YOUR TASK | Copy out all of the data below, swapping every "category-label" for "category-name" and leaving everything else unchanged.

DATA SECTION |
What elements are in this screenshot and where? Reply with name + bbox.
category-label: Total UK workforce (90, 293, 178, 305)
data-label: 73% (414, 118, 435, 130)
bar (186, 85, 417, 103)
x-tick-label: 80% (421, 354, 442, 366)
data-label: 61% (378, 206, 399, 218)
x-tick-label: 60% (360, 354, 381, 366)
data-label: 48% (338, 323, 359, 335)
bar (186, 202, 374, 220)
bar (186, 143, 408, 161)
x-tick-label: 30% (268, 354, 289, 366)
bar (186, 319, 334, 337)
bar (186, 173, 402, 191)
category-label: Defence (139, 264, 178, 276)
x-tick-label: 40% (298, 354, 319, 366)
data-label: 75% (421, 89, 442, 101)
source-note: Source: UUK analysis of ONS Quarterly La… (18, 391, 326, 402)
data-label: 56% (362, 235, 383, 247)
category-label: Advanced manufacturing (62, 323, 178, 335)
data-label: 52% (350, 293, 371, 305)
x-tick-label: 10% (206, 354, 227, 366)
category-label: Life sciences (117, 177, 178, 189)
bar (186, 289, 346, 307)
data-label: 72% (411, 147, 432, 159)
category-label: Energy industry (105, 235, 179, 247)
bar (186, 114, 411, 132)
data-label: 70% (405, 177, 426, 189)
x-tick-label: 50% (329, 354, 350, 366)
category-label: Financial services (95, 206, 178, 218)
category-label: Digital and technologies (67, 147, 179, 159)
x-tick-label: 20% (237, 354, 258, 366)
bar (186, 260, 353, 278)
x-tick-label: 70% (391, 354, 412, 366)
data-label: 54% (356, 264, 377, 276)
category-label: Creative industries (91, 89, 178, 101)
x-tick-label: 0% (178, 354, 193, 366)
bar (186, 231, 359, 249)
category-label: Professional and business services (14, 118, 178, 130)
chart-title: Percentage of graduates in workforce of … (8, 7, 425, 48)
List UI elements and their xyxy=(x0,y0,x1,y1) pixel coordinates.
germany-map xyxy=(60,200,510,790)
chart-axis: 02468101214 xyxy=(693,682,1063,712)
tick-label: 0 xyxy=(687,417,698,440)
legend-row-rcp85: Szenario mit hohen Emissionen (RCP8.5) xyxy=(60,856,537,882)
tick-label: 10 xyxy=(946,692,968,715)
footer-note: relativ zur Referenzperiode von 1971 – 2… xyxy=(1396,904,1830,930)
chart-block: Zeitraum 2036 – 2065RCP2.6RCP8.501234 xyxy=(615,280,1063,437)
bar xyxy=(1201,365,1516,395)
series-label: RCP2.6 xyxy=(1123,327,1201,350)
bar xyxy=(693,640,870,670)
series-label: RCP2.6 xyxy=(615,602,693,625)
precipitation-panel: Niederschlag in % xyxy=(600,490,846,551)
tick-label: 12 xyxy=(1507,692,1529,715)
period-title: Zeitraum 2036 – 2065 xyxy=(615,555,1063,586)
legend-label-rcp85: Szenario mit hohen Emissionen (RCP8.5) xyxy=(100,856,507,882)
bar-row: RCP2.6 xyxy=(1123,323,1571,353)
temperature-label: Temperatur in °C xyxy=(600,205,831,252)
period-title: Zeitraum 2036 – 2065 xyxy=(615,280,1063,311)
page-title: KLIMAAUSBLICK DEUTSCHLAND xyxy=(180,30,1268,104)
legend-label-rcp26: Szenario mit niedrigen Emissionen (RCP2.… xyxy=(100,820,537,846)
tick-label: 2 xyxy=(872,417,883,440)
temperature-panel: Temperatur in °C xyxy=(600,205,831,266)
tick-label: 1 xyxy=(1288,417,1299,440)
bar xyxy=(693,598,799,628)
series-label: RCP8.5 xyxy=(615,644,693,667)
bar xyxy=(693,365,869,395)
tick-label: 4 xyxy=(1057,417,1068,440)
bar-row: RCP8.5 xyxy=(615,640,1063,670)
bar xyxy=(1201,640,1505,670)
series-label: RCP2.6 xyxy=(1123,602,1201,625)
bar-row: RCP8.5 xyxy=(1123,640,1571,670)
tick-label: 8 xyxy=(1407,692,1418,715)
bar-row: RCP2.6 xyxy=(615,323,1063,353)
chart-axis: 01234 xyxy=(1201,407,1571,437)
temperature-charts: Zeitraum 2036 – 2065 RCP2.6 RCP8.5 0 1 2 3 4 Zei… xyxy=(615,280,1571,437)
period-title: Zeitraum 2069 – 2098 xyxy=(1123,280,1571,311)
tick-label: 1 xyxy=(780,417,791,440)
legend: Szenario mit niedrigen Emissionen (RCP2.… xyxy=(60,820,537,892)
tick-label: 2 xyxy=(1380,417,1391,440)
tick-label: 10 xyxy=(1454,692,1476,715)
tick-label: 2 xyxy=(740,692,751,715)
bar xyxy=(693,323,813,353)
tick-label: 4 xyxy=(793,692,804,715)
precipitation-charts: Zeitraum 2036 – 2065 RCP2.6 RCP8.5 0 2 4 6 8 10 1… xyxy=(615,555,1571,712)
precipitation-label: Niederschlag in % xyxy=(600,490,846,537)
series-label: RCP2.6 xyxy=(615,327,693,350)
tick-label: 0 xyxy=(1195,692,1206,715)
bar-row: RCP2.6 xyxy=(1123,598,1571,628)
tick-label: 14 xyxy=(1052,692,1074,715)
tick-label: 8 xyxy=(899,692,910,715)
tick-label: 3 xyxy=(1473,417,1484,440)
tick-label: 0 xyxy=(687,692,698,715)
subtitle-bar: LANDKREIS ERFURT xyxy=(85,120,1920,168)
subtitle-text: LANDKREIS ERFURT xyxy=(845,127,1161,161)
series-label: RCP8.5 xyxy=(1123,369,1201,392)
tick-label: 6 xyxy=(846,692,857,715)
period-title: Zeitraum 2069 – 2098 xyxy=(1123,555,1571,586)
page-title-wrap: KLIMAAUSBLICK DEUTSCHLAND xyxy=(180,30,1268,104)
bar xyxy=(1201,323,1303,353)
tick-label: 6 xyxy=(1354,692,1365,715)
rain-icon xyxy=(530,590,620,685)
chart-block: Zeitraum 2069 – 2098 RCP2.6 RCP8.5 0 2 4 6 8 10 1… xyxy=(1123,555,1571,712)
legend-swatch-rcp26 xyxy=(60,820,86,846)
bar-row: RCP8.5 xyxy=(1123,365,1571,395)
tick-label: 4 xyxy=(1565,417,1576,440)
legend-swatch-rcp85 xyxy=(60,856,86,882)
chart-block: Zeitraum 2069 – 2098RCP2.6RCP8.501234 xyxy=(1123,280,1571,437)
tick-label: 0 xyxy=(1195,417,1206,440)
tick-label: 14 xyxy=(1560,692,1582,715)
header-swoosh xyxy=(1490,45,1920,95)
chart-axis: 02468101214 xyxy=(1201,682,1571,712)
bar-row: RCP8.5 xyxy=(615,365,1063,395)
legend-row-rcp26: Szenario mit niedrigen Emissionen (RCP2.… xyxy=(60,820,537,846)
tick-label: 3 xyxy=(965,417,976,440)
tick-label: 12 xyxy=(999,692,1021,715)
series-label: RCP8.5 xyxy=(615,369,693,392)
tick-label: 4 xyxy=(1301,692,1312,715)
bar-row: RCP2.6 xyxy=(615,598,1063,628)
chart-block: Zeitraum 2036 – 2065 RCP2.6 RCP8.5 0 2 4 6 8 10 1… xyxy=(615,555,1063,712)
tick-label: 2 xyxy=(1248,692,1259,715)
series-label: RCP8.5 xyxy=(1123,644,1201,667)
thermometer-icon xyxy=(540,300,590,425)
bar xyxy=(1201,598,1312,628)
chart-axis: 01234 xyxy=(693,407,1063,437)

THE SOLUTION |
What elements are in this screenshot and where? Reply with name + bbox.
category-name: Total UK workforce (90, 293, 178, 305)
data-label: 73% (414, 118, 435, 130)
bar (186, 85, 417, 103)
x-tick-label: 80% (421, 354, 442, 366)
data-label: 61% (378, 206, 399, 218)
x-tick-label: 60% (360, 354, 381, 366)
data-label: 48% (338, 323, 359, 335)
bar (186, 202, 374, 220)
bar (186, 143, 408, 161)
x-tick-label: 30% (268, 354, 289, 366)
bar (186, 319, 334, 337)
bar (186, 173, 402, 191)
category-name: Defence (139, 264, 178, 276)
x-tick-label: 40% (298, 354, 319, 366)
data-label: 75% (421, 89, 442, 101)
source-note: Source: UUK analysis of ONS Quarterly La… (18, 391, 326, 402)
data-label: 56% (362, 235, 383, 247)
category-name: Advanced manufacturing (62, 323, 178, 335)
data-label: 52% (350, 293, 371, 305)
x-tick-label: 10% (206, 354, 227, 366)
category-name: Life sciences (117, 177, 178, 189)
bar (186, 289, 346, 307)
data-label: 72% (411, 147, 432, 159)
category-name: Energy industry (105, 235, 179, 247)
bar (186, 114, 411, 132)
data-label: 70% (405, 177, 426, 189)
x-tick-label: 50% (329, 354, 350, 366)
category-name: Financial services (95, 206, 178, 218)
category-name: Digital and technologies (67, 147, 179, 159)
x-tick-label: 20% (237, 354, 258, 366)
bar (186, 260, 353, 278)
x-tick-label: 70% (391, 354, 412, 366)
data-label: 54% (356, 264, 377, 276)
category-name: Creative industries (91, 89, 178, 101)
x-tick-label: 0% (178, 354, 193, 366)
bar (186, 231, 359, 249)
category-name: Professional and business services (14, 118, 178, 130)
chart-title: Percentage of graduates in workforce of … (8, 7, 425, 48)
List UI elements and their xyxy=(x0,y0,x1,y1) pixel coordinates.
germany-map xyxy=(60,200,510,790)
chart-axis: 02468101214 xyxy=(693,682,1063,712)
tick-label: 0 xyxy=(687,417,698,440)
legend-row-rcp85: Szenario mit hohen Emissionen (RCP8.5) xyxy=(60,856,537,882)
tick-label: 10 xyxy=(946,692,968,715)
footer-note: relativ zur Referenzperiode von 1971 – 2… xyxy=(1396,904,1830,930)
chart-block: Zeitraum 2036 – 2065RCP2.6RCP8.501234 xyxy=(615,280,1063,437)
bar xyxy=(1201,365,1516,395)
series-label: RCP2.6 xyxy=(1123,327,1201,350)
bar xyxy=(693,640,870,670)
series-label: RCP2.6 xyxy=(615,602,693,625)
precipitation-panel: Niederschlag in % xyxy=(600,490,846,551)
tick-label: 12 xyxy=(1507,692,1529,715)
period-title: Zeitraum 2036 – 2065 xyxy=(615,555,1063,586)
legend-label-rcp85: Szenario mit hohen Emissionen (RCP8.5) xyxy=(100,856,507,882)
bar-row: RCP2.6 xyxy=(1123,323,1571,353)
temperature-label: Temperatur in °C xyxy=(600,205,831,252)
period-title: Zeitraum 2036 – 2065 xyxy=(615,280,1063,311)
page-title: KLIMAAUSBLICK DEUTSCHLAND xyxy=(180,30,1268,104)
legend-label-rcp26: Szenario mit niedrigen Emissionen (RCP2.… xyxy=(100,820,537,846)
tick-label: 2 xyxy=(872,417,883,440)
temperature-panel: Temperatur in °C xyxy=(600,205,831,266)
tick-label: 1 xyxy=(1288,417,1299,440)
bar xyxy=(693,598,799,628)
series-label: RCP8.5 xyxy=(615,644,693,667)
bar xyxy=(693,365,869,395)
tick-label: 4 xyxy=(1057,417,1068,440)
bar-row: RCP8.5 xyxy=(615,640,1063,670)
bar xyxy=(1201,640,1505,670)
series-label: RCP2.6 xyxy=(1123,602,1201,625)
bar-row: RCP8.5 xyxy=(1123,640,1571,670)
tick-label: 8 xyxy=(1407,692,1418,715)
bar-row: RCP2.6 xyxy=(615,323,1063,353)
chart-axis: 01234 xyxy=(1201,407,1571,437)
temperature-charts: Zeitraum 2036 – 2065 RCP2.6 RCP8.5 0 1 2 3 4 Zei… xyxy=(615,280,1571,437)
period-title: Zeitraum 2069 – 2098 xyxy=(1123,280,1571,311)
tick-label: 1 xyxy=(780,417,791,440)
legend: Szenario mit niedrigen Emissionen (RCP2.… xyxy=(60,820,537,892)
tick-label: 2 xyxy=(1380,417,1391,440)
tick-label: 10 xyxy=(1454,692,1476,715)
tick-label: 2 xyxy=(740,692,751,715)
bar xyxy=(693,323,813,353)
tick-label: 4 xyxy=(793,692,804,715)
precipitation-charts: Zeitraum 2036 – 2065 RCP2.6 RCP8.5 0 2 4 6 8 10 1… xyxy=(615,555,1571,712)
precipitation-label: Niederschlag in % xyxy=(600,490,846,537)
series-label: RCP2.6 xyxy=(615,327,693,350)
tick-label: 0 xyxy=(1195,692,1206,715)
bar-row: RCP2.6 xyxy=(1123,598,1571,628)
tick-label: 14 xyxy=(1052,692,1074,715)
tick-label: 8 xyxy=(899,692,910,715)
tick-label: 3 xyxy=(1473,417,1484,440)
tick-label: 0 xyxy=(687,692,698,715)
subtitle-bar: LANDKREIS ERFURT xyxy=(85,120,1920,168)
subtitle-text: LANDKREIS ERFURT xyxy=(845,127,1161,161)
series-label: RCP8.5 xyxy=(1123,369,1201,392)
tick-label: 6 xyxy=(846,692,857,715)
period-title: Zeitraum 2069 – 2098 xyxy=(1123,555,1571,586)
page-title-wrap: KLIMAAUSBLICK DEUTSCHLAND xyxy=(180,30,1268,104)
bar xyxy=(1201,323,1303,353)
tick-label: 6 xyxy=(1354,692,1365,715)
rain-icon xyxy=(530,590,620,685)
chart-block: Zeitraum 2069 – 2098 RCP2.6 RCP8.5 0 2 4 6 8 10 1… xyxy=(1123,555,1571,712)
legend-swatch-rcp26 xyxy=(60,820,86,846)
bar-row: RCP8.5 xyxy=(1123,365,1571,395)
tick-label: 4 xyxy=(1565,417,1576,440)
legend-swatch-rcp85 xyxy=(60,856,86,882)
chart-block: Zeitraum 2069 – 2098RCP2.6RCP8.501234 xyxy=(1123,280,1571,437)
tick-label: 0 xyxy=(1195,417,1206,440)
tick-label: 14 xyxy=(1560,692,1582,715)
header-swoosh xyxy=(1490,45,1920,95)
chart-axis: 02468101214 xyxy=(1201,682,1571,712)
bar-row: RCP8.5 xyxy=(615,365,1063,395)
legend-row-rcp26: Szenario mit niedrigen Emissionen (RCP2.… xyxy=(60,820,537,846)
tick-label: 3 xyxy=(965,417,976,440)
tick-label: 12 xyxy=(999,692,1021,715)
series-label: RCP8.5 xyxy=(615,369,693,392)
tick-label: 4 xyxy=(1301,692,1312,715)
bar-row: RCP2.6 xyxy=(615,598,1063,628)
chart-block: Zeitraum 2036 – 2065 RCP2.6 RCP8.5 0 2 4 6 8 10 1… xyxy=(615,555,1063,712)
tick-label: 2 xyxy=(1248,692,1259,715)
series-label: RCP8.5 xyxy=(1123,644,1201,667)
thermometer-icon xyxy=(540,300,590,425)
bar xyxy=(1201,598,1312,628)
chart-axis: 01234 xyxy=(693,407,1063,437)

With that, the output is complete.